Listed entries –

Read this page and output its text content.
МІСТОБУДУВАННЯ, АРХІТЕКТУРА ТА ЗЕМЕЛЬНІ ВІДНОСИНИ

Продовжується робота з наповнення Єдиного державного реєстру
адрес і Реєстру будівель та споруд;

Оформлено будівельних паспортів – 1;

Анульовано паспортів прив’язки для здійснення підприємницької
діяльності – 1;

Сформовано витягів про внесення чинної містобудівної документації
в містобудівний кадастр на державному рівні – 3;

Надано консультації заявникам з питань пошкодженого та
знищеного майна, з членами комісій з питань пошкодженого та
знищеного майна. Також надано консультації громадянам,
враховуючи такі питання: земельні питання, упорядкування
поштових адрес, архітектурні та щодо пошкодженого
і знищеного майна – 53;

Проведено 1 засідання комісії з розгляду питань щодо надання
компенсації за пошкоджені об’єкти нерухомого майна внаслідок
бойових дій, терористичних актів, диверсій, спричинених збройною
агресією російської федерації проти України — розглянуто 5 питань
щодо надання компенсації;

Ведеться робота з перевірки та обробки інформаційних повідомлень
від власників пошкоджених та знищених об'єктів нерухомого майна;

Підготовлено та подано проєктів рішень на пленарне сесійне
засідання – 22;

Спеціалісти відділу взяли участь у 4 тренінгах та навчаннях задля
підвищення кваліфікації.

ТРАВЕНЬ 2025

* * *

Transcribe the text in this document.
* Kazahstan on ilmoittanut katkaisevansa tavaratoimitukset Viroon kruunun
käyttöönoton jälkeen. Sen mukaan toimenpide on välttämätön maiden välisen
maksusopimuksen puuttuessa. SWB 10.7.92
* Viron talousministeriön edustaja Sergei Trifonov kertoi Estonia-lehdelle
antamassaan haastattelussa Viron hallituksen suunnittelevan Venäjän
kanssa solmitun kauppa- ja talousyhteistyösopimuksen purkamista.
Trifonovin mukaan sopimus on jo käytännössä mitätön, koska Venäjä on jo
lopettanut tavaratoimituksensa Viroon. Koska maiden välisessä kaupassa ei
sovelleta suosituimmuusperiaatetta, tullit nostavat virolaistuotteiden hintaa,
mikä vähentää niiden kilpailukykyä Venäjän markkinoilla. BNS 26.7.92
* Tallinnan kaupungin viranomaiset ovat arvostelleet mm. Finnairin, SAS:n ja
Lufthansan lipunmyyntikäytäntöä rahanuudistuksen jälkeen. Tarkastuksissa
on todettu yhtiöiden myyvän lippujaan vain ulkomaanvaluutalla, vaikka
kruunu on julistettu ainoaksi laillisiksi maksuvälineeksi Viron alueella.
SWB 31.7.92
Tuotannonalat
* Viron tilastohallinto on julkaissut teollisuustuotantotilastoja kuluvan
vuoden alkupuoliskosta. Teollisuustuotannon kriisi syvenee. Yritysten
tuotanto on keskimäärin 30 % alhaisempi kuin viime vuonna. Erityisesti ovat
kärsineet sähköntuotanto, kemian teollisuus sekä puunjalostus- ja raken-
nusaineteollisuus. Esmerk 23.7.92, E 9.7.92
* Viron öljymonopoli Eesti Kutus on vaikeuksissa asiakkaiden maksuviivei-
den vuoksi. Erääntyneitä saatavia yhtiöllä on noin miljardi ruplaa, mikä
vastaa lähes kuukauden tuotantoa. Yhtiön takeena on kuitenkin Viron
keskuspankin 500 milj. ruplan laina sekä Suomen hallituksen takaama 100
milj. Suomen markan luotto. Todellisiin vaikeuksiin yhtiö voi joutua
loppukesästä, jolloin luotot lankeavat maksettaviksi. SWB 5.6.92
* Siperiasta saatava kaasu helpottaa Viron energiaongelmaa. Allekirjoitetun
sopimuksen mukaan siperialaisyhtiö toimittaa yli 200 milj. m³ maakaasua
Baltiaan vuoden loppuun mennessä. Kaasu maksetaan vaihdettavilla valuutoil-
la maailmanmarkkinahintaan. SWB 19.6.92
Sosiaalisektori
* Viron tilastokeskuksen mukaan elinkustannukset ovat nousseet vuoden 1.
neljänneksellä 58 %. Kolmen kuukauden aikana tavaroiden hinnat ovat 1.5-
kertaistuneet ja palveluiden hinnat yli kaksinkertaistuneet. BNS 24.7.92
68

Task instructions – Copy every line of the records above that holds the word "mukaan".

Solution –
käyttöönoton jälkeen. Sen mukaan toimenpide on välttämätön maiden välisen
Trifonovin mukaan sopimus on jo käytännössä mitätön, koska Venäjä on jo
sopimuksen mukaan siperialaisyhtiö toimittaa yli 200 milj. m³ maakaasua
* Viron tilastokeskuksen mukaan elinkustannukset ovat nousseet vuoden 1.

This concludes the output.